▶ WORK TO DO: Sift the listing for lines that hold the string "ylabel" and pull them out.

▶ DATASET EXTRACT:
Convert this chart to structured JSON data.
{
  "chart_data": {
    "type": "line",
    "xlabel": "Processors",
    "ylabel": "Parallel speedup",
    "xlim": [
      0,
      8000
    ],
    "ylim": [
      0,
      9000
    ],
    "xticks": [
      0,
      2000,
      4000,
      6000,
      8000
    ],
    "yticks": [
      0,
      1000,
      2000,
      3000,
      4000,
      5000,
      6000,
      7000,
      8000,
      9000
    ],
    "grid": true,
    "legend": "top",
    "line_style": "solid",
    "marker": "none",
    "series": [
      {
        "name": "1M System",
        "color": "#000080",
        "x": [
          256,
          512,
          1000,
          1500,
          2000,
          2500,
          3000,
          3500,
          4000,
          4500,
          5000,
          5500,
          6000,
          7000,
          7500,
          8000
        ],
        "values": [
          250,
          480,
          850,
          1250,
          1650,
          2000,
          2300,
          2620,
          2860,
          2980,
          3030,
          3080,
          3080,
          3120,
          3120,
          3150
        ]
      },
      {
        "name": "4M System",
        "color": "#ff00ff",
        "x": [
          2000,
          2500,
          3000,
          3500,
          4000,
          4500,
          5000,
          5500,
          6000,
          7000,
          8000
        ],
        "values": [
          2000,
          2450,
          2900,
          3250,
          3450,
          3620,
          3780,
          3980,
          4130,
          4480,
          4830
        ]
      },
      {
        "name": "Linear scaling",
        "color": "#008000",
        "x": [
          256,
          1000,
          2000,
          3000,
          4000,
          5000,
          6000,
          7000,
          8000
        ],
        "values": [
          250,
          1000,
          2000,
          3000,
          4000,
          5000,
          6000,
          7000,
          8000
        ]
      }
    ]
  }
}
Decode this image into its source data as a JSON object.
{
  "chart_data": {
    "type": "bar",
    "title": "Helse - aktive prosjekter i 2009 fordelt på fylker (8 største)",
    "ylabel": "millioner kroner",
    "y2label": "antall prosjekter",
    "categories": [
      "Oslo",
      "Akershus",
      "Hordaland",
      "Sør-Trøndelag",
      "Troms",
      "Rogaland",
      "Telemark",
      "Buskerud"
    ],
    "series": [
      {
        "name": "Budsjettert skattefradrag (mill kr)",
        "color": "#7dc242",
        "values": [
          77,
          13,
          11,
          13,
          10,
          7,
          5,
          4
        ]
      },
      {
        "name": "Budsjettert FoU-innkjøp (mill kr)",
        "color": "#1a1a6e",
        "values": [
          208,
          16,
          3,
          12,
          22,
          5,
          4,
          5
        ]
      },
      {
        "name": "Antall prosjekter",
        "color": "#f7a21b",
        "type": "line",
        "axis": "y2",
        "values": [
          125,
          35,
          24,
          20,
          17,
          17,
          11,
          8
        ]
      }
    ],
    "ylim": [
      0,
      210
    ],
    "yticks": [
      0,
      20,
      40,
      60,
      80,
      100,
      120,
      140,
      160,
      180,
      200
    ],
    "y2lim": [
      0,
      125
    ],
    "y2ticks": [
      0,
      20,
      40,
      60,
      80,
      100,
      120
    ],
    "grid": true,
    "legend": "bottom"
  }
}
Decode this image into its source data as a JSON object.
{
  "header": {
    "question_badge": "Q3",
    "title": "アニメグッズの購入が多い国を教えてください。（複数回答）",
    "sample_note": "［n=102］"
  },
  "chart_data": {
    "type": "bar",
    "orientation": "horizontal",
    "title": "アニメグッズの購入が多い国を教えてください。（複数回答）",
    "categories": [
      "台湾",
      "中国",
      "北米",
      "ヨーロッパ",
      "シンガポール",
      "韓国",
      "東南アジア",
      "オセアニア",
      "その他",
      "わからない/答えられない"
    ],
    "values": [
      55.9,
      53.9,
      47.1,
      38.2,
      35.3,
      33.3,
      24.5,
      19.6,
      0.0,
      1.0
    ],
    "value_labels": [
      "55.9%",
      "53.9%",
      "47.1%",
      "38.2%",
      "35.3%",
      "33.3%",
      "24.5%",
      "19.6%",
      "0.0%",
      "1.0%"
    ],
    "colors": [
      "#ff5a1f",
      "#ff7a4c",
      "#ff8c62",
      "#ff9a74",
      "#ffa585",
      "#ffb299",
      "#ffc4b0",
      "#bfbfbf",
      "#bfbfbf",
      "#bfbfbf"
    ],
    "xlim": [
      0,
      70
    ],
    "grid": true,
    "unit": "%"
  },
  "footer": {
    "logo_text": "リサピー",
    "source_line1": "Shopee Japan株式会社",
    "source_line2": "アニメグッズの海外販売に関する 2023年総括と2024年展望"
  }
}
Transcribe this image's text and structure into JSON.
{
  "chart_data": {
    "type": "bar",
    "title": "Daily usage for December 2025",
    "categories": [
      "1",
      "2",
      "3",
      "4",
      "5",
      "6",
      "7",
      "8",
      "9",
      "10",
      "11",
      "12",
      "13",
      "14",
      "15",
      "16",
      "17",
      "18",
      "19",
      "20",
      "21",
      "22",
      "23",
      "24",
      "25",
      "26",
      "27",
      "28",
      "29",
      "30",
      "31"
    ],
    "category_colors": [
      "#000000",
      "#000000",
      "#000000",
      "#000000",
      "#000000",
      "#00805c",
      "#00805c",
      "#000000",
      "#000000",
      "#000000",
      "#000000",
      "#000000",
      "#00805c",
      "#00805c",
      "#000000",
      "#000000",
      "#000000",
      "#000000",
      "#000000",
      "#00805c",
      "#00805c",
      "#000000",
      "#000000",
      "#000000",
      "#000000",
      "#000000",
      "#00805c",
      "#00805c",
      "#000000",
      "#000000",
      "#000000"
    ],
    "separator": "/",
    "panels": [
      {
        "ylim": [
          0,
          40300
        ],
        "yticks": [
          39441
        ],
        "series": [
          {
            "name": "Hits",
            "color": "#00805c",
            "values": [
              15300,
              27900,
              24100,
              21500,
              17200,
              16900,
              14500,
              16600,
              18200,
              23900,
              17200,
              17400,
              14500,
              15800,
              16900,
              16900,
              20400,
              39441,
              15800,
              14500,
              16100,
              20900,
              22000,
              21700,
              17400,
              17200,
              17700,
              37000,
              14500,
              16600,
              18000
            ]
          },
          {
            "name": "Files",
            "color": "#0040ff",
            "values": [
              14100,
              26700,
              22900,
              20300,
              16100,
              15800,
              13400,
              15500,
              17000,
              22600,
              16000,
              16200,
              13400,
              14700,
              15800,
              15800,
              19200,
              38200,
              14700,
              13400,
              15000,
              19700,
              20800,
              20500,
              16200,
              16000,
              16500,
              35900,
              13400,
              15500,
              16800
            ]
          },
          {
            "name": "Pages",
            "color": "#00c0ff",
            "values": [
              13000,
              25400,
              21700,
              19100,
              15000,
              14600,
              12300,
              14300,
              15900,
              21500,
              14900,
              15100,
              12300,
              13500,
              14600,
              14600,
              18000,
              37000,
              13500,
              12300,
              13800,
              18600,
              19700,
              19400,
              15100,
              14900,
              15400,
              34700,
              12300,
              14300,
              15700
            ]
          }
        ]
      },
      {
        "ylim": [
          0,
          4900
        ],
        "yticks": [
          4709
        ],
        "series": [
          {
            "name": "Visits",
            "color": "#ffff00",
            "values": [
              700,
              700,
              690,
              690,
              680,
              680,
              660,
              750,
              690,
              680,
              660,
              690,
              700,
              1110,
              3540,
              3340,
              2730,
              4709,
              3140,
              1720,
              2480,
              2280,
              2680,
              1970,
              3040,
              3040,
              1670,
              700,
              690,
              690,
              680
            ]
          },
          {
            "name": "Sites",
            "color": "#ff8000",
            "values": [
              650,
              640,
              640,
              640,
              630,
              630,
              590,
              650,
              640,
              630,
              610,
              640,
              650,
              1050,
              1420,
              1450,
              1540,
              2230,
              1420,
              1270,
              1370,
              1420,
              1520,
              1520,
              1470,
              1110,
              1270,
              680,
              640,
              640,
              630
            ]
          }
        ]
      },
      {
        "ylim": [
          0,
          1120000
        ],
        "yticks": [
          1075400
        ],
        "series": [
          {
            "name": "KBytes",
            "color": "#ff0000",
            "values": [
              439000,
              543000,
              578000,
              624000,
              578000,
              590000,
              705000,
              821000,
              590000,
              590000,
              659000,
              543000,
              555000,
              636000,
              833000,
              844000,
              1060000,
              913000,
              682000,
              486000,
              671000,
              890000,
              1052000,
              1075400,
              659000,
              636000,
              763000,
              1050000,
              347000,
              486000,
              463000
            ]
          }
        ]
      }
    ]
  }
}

▶ RESULT:
    "ylabel": "Parallel speedup",
    "ylabel": "millioner kroner",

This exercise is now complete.